--- START ---

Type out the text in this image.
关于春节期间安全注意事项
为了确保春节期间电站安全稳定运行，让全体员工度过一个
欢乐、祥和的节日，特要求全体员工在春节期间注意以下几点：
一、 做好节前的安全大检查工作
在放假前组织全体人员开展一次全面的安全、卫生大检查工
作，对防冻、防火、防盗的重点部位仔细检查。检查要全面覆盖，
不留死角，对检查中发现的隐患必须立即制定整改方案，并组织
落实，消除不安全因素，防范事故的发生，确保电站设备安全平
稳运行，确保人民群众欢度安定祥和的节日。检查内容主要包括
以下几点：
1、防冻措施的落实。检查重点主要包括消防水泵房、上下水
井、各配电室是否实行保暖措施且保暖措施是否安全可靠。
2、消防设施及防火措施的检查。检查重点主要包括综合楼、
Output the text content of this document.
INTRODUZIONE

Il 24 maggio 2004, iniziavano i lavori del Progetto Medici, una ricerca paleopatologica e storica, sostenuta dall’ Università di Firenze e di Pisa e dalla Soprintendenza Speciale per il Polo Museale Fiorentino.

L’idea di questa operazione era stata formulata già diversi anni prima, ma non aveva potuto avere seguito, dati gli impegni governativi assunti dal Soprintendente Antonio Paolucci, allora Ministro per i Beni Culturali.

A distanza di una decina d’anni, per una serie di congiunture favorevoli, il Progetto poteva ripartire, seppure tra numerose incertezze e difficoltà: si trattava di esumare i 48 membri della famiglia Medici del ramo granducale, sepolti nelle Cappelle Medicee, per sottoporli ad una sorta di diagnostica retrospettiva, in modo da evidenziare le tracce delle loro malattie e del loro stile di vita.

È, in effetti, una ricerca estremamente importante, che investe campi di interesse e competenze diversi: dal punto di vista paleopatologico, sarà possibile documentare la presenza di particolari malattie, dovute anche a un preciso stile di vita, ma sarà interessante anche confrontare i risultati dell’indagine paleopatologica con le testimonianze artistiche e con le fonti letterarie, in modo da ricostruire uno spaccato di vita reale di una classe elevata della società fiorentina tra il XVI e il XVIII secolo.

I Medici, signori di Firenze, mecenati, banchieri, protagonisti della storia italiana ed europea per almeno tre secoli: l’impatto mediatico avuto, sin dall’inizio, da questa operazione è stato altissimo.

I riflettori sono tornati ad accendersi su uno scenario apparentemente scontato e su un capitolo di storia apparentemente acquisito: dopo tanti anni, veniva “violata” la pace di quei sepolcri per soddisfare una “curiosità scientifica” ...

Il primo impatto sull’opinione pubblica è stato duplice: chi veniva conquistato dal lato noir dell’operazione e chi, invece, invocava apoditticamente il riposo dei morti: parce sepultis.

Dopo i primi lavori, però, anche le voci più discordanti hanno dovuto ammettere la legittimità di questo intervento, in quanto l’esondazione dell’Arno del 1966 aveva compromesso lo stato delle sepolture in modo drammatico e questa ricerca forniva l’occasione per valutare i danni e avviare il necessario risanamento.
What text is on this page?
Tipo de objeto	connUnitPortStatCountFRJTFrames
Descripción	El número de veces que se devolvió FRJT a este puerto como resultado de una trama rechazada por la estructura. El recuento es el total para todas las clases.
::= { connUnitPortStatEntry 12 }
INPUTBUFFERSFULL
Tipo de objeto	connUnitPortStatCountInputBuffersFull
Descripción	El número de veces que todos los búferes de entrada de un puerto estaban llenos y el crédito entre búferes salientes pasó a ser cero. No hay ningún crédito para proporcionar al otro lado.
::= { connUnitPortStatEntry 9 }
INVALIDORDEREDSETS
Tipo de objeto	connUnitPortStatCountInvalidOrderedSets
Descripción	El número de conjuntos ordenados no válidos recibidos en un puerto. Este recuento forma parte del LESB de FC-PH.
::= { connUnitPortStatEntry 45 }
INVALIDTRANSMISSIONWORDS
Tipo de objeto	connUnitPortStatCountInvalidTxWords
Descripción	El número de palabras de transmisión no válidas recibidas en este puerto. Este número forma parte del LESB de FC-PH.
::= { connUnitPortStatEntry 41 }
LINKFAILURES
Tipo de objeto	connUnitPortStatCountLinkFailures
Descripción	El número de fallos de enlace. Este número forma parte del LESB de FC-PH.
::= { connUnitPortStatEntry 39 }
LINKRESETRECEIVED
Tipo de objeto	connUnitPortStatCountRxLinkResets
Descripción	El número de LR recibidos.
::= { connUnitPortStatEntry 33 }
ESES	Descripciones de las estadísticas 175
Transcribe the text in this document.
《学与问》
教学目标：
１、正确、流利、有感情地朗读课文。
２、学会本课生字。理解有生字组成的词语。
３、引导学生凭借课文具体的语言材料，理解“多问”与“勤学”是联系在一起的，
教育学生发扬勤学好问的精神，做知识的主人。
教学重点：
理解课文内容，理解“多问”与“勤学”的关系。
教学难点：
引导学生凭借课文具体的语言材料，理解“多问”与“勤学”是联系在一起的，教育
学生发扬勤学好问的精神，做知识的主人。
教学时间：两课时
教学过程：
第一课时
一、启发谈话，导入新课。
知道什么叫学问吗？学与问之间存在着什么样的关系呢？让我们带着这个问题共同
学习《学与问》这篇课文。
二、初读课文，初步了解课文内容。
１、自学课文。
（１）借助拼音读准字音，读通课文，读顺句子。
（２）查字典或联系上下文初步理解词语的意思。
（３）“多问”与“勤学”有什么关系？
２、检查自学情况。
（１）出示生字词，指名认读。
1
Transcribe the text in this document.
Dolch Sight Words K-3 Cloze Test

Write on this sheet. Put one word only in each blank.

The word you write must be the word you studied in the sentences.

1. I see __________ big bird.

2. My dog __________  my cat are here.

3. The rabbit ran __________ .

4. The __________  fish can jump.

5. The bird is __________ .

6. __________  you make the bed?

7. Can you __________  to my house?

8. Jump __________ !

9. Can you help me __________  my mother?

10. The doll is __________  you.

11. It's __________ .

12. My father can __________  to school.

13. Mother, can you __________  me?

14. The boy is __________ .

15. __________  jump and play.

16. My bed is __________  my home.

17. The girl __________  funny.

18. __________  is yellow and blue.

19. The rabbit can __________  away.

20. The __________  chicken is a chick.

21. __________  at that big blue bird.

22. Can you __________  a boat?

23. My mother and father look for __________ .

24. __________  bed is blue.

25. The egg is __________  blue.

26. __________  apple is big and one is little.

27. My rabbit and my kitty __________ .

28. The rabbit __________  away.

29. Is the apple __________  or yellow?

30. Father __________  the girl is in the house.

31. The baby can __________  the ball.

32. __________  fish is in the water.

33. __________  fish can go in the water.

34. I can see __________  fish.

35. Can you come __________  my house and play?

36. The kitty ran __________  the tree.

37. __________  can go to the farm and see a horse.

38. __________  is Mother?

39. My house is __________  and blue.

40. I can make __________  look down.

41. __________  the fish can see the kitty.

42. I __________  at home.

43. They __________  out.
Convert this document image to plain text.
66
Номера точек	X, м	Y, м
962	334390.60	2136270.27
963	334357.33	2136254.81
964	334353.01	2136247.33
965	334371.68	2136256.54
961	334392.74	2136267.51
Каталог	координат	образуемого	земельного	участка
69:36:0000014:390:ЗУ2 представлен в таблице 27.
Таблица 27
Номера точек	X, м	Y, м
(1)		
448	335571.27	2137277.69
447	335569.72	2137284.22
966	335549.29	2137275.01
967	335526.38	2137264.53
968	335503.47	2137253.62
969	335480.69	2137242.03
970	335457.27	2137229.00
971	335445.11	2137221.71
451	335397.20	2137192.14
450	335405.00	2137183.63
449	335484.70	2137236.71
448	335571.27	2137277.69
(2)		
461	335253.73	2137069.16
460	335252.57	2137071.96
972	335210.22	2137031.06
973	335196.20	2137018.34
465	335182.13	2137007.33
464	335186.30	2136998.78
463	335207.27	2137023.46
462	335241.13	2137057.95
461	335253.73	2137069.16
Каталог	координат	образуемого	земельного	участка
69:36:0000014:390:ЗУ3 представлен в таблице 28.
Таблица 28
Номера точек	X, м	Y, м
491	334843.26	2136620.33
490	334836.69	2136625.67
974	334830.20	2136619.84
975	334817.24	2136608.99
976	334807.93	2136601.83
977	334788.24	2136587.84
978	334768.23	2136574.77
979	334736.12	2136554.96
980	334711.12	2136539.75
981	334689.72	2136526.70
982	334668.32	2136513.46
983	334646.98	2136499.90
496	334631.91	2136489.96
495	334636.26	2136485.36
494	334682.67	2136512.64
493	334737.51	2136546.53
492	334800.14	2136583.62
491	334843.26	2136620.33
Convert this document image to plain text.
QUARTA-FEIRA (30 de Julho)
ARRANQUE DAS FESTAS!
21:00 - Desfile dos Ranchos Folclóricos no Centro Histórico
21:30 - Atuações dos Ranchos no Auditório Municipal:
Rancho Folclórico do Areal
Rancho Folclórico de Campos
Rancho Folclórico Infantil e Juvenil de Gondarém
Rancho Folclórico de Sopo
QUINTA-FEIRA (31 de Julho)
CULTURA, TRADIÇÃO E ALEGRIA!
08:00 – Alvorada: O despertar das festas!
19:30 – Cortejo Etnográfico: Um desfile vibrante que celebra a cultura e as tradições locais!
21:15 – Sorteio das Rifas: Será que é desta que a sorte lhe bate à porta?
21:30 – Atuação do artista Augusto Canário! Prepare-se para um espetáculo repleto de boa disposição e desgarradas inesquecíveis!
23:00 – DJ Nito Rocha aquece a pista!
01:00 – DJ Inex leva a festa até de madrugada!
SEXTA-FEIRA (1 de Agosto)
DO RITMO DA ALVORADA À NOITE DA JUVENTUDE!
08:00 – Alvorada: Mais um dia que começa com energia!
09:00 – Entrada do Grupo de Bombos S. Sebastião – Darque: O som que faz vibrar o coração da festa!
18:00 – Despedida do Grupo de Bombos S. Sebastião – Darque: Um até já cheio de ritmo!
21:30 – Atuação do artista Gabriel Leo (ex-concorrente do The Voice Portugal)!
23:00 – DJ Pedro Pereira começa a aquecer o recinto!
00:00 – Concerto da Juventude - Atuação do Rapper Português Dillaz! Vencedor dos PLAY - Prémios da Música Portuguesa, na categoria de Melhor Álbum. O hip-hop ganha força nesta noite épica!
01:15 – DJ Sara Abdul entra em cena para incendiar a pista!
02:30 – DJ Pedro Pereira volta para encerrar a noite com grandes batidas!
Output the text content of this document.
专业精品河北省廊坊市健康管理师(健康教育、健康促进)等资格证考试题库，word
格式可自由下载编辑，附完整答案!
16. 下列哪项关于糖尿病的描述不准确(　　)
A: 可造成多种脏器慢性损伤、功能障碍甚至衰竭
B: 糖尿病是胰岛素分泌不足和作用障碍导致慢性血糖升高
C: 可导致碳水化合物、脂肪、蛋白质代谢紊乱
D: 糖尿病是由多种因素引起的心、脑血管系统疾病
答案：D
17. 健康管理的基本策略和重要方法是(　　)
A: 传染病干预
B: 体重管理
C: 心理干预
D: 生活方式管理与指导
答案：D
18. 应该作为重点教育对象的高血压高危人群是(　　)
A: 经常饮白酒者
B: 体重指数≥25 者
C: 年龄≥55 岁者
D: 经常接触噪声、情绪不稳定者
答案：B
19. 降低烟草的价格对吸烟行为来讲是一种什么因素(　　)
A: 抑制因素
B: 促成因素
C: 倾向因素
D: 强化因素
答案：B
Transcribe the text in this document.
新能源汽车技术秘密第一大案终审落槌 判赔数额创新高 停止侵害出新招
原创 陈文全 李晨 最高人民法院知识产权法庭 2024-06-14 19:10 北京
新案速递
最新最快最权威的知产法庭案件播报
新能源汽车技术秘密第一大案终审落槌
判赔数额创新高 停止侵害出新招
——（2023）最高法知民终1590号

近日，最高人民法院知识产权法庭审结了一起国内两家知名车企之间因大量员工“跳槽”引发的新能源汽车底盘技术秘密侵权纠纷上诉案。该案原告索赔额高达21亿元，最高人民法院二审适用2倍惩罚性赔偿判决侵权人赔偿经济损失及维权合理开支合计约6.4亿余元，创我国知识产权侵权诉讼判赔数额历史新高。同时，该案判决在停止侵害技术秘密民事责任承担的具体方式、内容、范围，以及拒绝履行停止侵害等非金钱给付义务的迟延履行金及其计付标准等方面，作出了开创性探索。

--- END ---

- What needs to be done:
Copy out all lines above that include the string "artista".

- Response to the exercise:
21:30 – Atuação do artista Augusto Canário! Prepare-se para um espetáculo repleto de boa disposição e desgarradas inesquecíveis!
21:30 – Atuação do artista Gabriel Leo (ex-concorrente do The Voice Portugal)!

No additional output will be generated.